**What the exercise asks**
Pick out the lines in the listing below that contain the word "standard" and copy them.

**Stored data**
* START *

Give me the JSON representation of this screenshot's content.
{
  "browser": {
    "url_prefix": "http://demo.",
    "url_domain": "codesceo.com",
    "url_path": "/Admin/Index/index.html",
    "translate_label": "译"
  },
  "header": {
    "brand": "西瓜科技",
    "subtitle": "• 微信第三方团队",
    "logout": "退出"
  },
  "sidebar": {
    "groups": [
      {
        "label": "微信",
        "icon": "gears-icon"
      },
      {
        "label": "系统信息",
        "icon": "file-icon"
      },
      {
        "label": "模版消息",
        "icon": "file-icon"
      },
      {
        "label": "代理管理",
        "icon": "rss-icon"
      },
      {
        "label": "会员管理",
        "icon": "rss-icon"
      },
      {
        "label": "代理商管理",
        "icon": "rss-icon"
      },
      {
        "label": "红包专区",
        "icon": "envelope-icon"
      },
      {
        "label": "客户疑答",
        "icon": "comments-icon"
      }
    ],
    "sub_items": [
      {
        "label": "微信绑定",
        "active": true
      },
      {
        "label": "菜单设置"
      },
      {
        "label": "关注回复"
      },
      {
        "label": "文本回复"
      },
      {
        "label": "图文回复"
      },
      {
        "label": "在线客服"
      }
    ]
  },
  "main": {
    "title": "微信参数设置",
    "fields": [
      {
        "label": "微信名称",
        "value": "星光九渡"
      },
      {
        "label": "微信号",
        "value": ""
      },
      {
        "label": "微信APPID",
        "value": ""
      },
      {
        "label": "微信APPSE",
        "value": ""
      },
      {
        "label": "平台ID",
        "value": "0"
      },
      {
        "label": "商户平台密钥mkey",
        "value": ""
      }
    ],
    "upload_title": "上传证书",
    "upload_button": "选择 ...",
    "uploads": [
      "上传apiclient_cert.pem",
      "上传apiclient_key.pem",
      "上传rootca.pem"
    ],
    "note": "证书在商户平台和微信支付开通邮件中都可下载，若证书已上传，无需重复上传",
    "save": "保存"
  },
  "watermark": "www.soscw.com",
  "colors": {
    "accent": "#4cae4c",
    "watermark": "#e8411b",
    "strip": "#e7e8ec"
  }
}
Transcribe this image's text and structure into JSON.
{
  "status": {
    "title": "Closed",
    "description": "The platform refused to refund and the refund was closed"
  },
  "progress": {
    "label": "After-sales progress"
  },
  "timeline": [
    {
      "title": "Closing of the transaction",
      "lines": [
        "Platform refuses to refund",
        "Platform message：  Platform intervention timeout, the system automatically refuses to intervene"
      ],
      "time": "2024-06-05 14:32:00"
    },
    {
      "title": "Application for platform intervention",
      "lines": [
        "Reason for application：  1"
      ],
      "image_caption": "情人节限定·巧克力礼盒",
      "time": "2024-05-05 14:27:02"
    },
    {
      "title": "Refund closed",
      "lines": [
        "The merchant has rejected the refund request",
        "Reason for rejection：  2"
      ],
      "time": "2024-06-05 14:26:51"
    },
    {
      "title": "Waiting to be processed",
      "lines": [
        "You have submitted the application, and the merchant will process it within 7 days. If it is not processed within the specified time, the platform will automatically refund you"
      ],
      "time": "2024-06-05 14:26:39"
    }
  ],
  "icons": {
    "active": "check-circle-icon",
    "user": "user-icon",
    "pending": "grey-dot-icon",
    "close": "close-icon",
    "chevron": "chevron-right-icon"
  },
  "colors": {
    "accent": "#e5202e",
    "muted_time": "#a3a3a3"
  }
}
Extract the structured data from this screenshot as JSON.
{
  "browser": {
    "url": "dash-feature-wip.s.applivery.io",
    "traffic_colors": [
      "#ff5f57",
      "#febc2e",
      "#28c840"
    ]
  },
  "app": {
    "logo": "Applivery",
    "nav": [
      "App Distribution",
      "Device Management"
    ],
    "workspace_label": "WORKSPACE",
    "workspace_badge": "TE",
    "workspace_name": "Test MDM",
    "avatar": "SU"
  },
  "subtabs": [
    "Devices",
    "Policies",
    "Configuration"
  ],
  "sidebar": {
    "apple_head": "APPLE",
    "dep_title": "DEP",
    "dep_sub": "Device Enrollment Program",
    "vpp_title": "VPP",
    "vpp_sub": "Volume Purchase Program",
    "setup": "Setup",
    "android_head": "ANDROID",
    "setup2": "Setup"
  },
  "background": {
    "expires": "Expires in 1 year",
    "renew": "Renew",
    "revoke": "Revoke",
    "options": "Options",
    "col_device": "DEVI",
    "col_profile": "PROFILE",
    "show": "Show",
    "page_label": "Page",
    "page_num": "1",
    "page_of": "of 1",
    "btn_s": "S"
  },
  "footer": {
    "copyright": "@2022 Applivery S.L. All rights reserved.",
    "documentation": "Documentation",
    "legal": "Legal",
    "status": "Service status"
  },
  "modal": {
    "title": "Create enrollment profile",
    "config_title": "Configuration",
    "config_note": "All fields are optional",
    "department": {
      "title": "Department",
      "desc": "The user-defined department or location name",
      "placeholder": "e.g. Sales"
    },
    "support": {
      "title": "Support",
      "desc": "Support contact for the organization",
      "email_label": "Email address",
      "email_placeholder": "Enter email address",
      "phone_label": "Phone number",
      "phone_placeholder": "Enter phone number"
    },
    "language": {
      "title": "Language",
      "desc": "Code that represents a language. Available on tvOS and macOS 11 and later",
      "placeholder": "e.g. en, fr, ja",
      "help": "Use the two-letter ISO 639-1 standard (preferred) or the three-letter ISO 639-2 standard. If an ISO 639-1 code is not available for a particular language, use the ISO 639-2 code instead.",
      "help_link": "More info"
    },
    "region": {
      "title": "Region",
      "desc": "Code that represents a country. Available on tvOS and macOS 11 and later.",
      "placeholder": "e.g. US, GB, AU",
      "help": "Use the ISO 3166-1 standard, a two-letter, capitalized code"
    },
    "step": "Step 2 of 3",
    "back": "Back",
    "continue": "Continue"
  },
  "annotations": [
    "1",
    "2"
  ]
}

* END *

**Written solution**
      "help": "Use the two-letter ISO 639-1 standard (preferred) or the three-letter ISO 639-2 standard. If an ISO 639-1 code is not available for a particular language, use the ISO 639-2 code instead.",
      "help": "Use the ISO 3166-1 standard, a two-letter, capitalized code"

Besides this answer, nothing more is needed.